PROBLEM STATEMENT: Write the records out again, precisely as they stand.

Stored records:
####################

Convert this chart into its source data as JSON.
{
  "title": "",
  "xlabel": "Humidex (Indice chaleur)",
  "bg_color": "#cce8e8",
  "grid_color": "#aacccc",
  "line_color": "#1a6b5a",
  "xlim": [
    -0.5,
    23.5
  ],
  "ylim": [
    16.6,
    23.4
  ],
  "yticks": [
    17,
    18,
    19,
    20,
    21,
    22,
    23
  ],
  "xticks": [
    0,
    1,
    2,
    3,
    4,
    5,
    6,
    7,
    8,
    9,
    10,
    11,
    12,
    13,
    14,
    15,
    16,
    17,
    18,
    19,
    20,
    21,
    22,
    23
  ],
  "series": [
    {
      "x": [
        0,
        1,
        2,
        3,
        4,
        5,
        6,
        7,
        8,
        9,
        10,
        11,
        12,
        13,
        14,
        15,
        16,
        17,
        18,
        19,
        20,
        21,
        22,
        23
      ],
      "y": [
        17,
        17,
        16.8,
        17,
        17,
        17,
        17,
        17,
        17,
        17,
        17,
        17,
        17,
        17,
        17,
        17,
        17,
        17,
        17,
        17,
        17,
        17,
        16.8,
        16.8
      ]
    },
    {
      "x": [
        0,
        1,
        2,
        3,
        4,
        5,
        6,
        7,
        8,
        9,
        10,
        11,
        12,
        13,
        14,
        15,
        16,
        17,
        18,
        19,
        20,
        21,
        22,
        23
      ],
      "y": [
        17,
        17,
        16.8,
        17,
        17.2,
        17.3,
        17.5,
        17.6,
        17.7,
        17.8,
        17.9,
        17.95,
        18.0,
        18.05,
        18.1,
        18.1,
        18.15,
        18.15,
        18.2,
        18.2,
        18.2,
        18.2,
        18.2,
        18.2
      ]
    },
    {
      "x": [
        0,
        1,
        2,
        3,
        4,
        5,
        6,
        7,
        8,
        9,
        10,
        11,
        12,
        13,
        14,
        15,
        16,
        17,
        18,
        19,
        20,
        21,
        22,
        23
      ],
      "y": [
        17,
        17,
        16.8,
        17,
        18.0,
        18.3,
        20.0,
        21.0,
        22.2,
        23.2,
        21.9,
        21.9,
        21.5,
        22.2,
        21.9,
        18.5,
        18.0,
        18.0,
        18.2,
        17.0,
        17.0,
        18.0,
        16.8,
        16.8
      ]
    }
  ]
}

####################

WORKED ANSWER:
Convert this chart into its source data as JSON.
{
  "title": "",
  "xlabel": "Humidex (Indice chaleur)",
  "bg_color": "#cce8e8",
  "grid_color": "#aacccc",
  "line_color": "#1a6b5a",
  "xlim": [
    -0.5,
    23.5
  ],
  "ylim": [
    16.6,
    23.4
  ],
  "yticks": [
    17,
    18,
    19,
    20,
    21,
    22,
    23
  ],
  "xticks": [
    0,
    1,
    2,
    3,
    4,
    5,
    6,
    7,
    8,
    9,
    10,
    11,
    12,
    13,
    14,
    15,
    16,
    17,
    18,
    19,
    20,
    21,
    22,
    23
  ],
  "series": [
    {
      "x": [
        0,
        1,
        2,
        3,
        4,
        5,
        6,
        7,
        8,
        9,
        10,
        11,
        12,
        13,
        14,
        15,
        16,
        17,
        18,
        19,
        20,
        21,
        22,
        23
      ],
      "y": [
        17,
        17,
        16.8,
        17,
        17,
        17,
        17,
        17,
        17,
        17,
        17,
        17,
        17,
        17,
        17,
        17,
        17,
        17,
        17,
        17,
        17,
        17,
        16.8,
        16.8
      ]
    },
    {
      "x": [
        0,
        1,
        2,
        3,
        4,
        5,
        6,
        7,
        8,
        9,
        10,
        11,
        12,
        13,
        14,
        15,
        16,
        17,
        18,
        19,
        20,
        21,
        22,
        23
      ],
      "y": [
        17,
        17,
        16.8,
        17,
        17.2,
        17.3,
        17.5,
        17.6,
        17.7,
        17.8,
        17.9,
        17.95,
        18.0,
        18.05,
        18.1,
        18.1,
        18.15,
        18.15,
        18.2,
        18.2,
        18.2,
        18.2,
        18.2,
        18.2
      ]
    },
    {
      "x": [
        0,
        1,
        2,
        3,
        4,
        5,
        6,
        7,
        8,
        9,
        10,
        11,
        12,
        13,
        14,
        15,
        16,
        17,
        18,
        19,
        20,
        21,
        22,
        23
      ],
      "y": [
        17,
        17,
        16.8,
        17,
        18.0,
        18.3,
        20.0,
        21.0,
        22.2,
        23.2,
        21.9,
        21.9,
        21.5,
        22.2,
        21.9,
        18.5,
        18.0,
        18.0,
        18.2,
        17.0,
        17.0,
        18.0,
        16.8,
        16.8
      ]
    }
  ]
}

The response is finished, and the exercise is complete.